-- start Source material --

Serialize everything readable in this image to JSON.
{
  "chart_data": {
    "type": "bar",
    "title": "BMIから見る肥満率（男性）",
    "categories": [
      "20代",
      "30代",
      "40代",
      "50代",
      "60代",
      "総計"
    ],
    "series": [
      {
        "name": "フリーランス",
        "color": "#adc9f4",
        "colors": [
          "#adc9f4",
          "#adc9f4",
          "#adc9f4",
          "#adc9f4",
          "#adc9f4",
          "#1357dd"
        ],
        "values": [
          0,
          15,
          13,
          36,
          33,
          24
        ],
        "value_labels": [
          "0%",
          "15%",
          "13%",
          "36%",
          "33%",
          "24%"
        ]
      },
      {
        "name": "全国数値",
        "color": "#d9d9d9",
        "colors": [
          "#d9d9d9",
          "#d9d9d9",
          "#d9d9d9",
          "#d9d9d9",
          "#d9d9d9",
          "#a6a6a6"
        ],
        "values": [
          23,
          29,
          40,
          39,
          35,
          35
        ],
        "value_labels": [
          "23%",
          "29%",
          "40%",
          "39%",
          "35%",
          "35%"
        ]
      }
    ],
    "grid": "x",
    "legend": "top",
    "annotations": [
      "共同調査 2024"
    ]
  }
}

-- end Source material --

§ Directive
Write the complete data out, exactly as above.

§ Result
Serialize everything readable in this image to JSON.
{
  "chart_data": {
    "type": "bar",
    "title": "BMIから見る肥満率（男性）",
    "categories": [
      "20代",
      "30代",
      "40代",
      "50代",
      "60代",
      "総計"
    ],
    "series": [
      {
        "name": "フリーランス",
        "color": "#adc9f4",
        "colors": [
          "#adc9f4",
          "#adc9f4",
          "#adc9f4",
          "#adc9f4",
          "#adc9f4",
          "#1357dd"
        ],
        "values": [
          0,
          15,
          13,
          36,
          33,
          24
        ],
        "value_labels": [
          "0%",
          "15%",
          "13%",
          "36%",
          "33%",
          "24%"
        ]
      },
      {
        "name": "全国数値",
        "color": "#d9d9d9",
        "colors": [
          "#d9d9d9",
          "#d9d9d9",
          "#d9d9d9",
          "#d9d9d9",
          "#d9d9d9",
          "#a6a6a6"
        ],
        "values": [
          23,
          29,
          40,
          39,
          35,
          35
        ],
        "value_labels": [
          "23%",
          "29%",
          "40%",
          "39%",
          "35%",
          "35%"
        ]
      }
    ],
    "grid": "x",
    "legend": "top",
    "annotations": [
      "共同調査 2024"
    ]
  }
}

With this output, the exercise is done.